• **Data to use**:
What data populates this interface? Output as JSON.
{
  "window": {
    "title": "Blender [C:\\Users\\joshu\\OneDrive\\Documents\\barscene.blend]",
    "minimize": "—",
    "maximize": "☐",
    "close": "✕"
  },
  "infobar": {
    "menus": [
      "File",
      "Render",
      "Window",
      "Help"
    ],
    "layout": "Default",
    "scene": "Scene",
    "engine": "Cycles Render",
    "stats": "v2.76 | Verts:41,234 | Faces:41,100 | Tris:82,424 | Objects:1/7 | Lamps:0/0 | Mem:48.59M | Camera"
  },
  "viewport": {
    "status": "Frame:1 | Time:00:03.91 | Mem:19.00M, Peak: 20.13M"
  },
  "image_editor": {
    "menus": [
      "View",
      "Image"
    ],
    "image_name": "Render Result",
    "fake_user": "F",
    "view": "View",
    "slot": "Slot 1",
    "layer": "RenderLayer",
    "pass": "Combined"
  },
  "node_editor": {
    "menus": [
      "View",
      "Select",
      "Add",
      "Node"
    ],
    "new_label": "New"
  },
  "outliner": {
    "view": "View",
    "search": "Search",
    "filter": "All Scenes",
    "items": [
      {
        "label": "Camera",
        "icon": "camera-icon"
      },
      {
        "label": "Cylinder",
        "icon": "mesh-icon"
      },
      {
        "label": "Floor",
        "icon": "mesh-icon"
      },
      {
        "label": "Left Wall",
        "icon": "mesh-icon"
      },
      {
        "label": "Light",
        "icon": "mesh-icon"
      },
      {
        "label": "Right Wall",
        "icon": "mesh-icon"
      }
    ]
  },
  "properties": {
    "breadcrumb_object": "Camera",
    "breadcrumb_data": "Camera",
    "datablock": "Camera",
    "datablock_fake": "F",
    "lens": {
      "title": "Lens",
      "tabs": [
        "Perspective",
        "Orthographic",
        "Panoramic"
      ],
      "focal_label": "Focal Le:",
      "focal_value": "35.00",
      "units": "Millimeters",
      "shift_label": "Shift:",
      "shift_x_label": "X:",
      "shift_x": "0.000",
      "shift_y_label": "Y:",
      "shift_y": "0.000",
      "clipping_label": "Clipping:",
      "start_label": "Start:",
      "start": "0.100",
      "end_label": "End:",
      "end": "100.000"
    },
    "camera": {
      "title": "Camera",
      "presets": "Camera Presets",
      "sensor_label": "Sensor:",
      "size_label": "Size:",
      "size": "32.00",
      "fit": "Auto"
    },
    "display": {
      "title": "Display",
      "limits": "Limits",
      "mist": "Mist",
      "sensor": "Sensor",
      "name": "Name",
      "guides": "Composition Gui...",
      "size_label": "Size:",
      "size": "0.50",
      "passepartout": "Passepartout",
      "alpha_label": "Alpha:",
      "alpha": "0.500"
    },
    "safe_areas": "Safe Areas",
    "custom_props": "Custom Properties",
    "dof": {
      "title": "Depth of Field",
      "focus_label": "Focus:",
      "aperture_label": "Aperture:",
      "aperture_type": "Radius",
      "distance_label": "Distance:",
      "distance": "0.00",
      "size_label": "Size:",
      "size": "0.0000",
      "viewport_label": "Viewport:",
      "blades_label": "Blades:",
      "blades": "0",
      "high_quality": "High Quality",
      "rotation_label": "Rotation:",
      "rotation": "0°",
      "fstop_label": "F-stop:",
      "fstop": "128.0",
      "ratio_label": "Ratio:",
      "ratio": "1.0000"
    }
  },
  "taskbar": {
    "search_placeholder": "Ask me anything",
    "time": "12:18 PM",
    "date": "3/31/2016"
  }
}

• **Problem description**:
Return every line above in which the string "title" occurs.

• **Problem solution**:
    "title": "Blender [C:\\Users\\joshu\\OneDrive\\Documents\\barscene.blend]",
      "title": "Lens",
      "title": "Camera",
      "title": "Display",
      "title": "Depth of Field",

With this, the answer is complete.